**STATED TASK:** Wherever the word "电动机的基本构造" appears in a line, extract that line.

**DATA LISTING:**
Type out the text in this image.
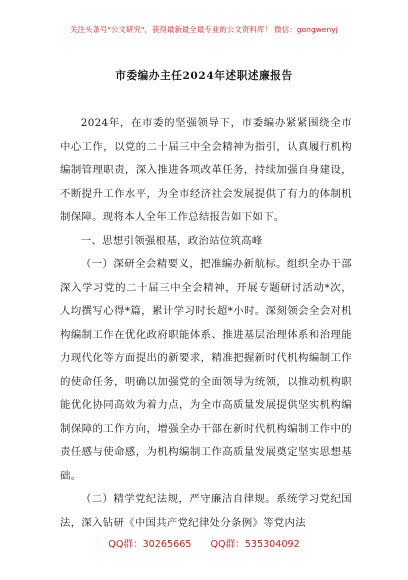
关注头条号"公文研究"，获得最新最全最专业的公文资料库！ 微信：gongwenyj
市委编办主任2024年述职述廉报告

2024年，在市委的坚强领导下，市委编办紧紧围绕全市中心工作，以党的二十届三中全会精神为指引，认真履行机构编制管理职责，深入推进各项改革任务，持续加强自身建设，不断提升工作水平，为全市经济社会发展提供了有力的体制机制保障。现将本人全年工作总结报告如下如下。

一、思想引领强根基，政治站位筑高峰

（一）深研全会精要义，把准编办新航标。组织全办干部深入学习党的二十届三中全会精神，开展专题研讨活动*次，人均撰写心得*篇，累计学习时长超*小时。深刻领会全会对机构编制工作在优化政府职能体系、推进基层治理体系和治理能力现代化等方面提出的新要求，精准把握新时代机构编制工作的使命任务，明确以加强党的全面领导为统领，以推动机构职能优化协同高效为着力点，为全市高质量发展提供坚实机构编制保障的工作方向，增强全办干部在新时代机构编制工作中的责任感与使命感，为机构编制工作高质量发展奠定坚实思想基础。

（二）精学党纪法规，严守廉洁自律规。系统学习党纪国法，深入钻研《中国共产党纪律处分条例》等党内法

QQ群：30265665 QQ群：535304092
--
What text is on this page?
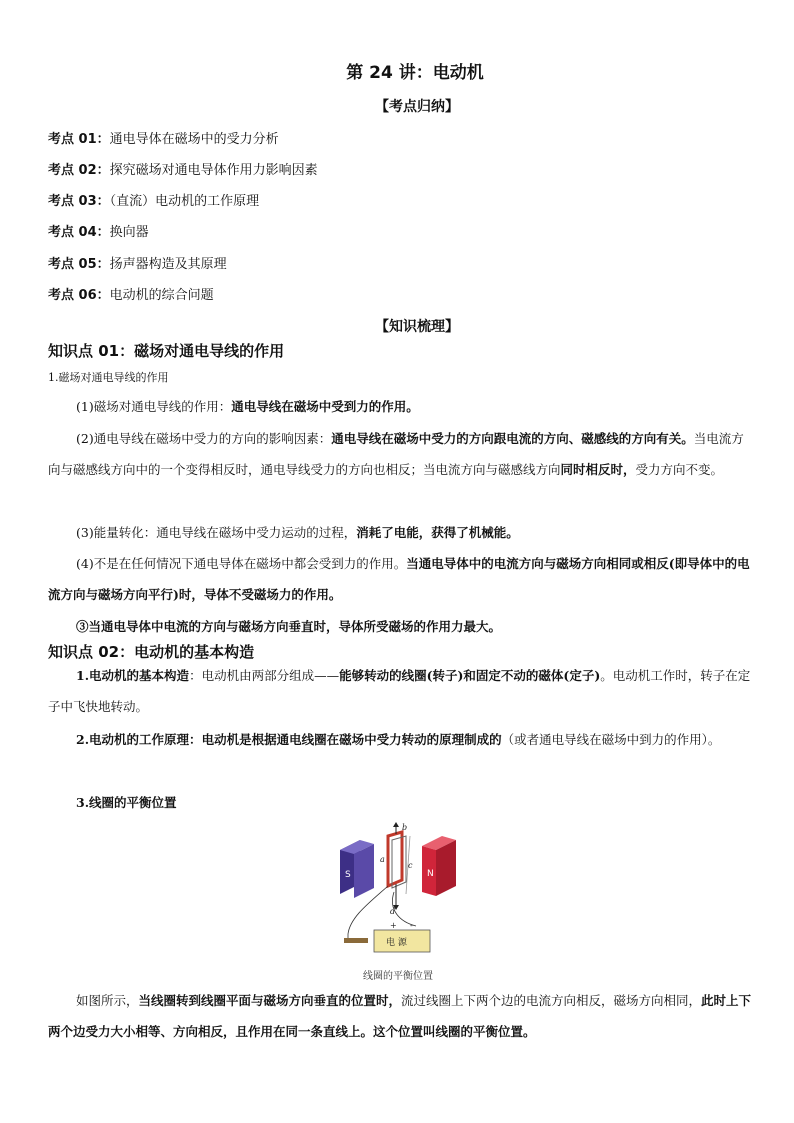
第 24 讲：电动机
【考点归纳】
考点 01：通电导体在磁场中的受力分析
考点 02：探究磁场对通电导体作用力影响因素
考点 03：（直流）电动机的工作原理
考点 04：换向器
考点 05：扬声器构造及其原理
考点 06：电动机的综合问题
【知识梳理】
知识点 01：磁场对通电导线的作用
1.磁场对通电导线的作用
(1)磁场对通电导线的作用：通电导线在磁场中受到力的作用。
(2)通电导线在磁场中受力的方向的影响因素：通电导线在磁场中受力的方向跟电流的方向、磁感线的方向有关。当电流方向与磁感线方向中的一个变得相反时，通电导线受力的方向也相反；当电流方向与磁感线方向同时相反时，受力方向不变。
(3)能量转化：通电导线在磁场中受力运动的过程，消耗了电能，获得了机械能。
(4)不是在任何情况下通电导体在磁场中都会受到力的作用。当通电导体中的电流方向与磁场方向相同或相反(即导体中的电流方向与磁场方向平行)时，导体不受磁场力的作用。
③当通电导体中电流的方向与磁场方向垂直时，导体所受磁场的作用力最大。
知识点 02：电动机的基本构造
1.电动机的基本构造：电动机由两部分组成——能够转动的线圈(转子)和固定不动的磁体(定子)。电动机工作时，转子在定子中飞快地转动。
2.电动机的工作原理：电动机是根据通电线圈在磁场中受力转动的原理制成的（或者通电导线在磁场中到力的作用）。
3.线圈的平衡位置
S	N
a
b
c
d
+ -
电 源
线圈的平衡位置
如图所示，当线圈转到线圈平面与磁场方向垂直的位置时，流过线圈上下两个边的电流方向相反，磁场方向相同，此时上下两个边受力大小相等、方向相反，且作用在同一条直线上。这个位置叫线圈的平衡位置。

**TASK ANSWER:**
知识点 02：电动机的基本构造
1.电动机的基本构造：电动机由两部分组成——能够转动的线圈(转子)和固定不动的磁体(定子)。电动机工作时，转子在定子中飞快地转动。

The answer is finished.